Rows from a dataset:
+---+
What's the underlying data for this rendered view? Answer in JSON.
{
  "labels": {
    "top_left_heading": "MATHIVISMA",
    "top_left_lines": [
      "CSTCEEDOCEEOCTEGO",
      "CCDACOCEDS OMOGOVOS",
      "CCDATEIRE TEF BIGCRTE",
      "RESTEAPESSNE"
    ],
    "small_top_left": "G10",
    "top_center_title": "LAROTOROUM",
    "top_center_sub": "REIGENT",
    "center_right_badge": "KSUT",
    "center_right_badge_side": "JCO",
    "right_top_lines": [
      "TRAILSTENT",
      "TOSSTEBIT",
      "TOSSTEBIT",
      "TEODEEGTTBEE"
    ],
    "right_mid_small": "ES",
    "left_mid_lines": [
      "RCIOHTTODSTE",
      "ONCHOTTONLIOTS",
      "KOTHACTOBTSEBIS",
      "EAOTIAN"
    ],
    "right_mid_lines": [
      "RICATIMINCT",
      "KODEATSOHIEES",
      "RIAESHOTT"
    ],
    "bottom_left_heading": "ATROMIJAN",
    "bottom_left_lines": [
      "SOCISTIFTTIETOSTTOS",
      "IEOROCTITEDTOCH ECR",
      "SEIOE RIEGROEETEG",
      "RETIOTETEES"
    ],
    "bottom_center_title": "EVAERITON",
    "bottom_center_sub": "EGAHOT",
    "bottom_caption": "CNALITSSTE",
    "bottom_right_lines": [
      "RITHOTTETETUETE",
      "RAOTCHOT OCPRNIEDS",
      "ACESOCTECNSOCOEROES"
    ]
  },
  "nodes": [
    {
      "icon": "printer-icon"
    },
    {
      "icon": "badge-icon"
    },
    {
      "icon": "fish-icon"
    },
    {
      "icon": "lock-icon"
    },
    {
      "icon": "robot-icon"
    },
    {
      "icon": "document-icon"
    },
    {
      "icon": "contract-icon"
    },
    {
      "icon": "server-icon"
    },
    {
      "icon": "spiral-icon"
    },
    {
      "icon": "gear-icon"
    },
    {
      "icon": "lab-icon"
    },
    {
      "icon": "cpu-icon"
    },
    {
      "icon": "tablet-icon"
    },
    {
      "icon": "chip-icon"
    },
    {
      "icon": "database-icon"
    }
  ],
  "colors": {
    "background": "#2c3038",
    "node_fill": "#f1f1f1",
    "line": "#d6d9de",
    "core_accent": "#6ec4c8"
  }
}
+---+
* GIVEN EXERCISE:
Extract the full listing above without alteration.

* SOLUTION:
What's the underlying data for this rendered view? Answer in JSON.
{
  "labels": {
    "top_left_heading": "MATHIVISMA",
    "top_left_lines": [
      "CSTCEEDOCEEOCTEGO",
      "CCDACOCEDS OMOGOVOS",
      "CCDATEIRE TEF BIGCRTE",
      "RESTEAPESSNE"
    ],
    "small_top_left": "G10",
    "top_center_title": "LAROTOROUM",
    "top_center_sub": "REIGENT",
    "center_right_badge": "KSUT",
    "center_right_badge_side": "JCO",
    "right_top_lines": [
      "TRAILSTENT",
      "TOSSTEBIT",
      "TOSSTEBIT",
      "TEODEEGTTBEE"
    ],
    "right_mid_small": "ES",
    "left_mid_lines": [
      "RCIOHTTODSTE",
      "ONCHOTTONLIOTS",
      "KOTHACTOBTSEBIS",
      "EAOTIAN"
    ],
    "right_mid_lines": [
      "RICATIMINCT",
      "KODEATSOHIEES",
      "RIAESHOTT"
    ],
    "bottom_left_heading": "ATROMIJAN",
    "bottom_left_lines": [
      "SOCISTIFTTIETOSTTOS",
      "IEOROCTITEDTOCH ECR",
      "SEIOE RIEGROEETEG",
      "RETIOTETEES"
    ],
    "bottom_center_title": "EVAERITON",
    "bottom_center_sub": "EGAHOT",
    "bottom_caption": "CNALITSSTE",
    "bottom_right_lines": [
      "RITHOTTETETUETE",
      "RAOTCHOT OCPRNIEDS",
      "ACESOCTECNSOCOEROES"
    ]
  },
  "nodes": [
    {
      "icon": "printer-icon"
    },
    {
      "icon": "badge-icon"
    },
    {
      "icon": "fish-icon"
    },
    {
      "icon": "lock-icon"
    },
    {
      "icon": "robot-icon"
    },
    {
      "icon": "document-icon"
    },
    {
      "icon": "contract-icon"
    },
    {
      "icon": "server-icon"
    },
    {
      "icon": "spiral-icon"
    },
    {
      "icon": "gear-icon"
    },
    {
      "icon": "lab-icon"
    },
    {
      "icon": "cpu-icon"
    },
    {
      "icon": "tablet-icon"
    },
    {
      "icon": "chip-icon"
    },
    {
      "icon": "database-icon"
    }
  ],
  "colors": {
    "background": "#2c3038",
    "node_fill": "#f1f1f1",
    "line": "#d6d9de",
    "core_accent": "#6ec4c8"
  }
}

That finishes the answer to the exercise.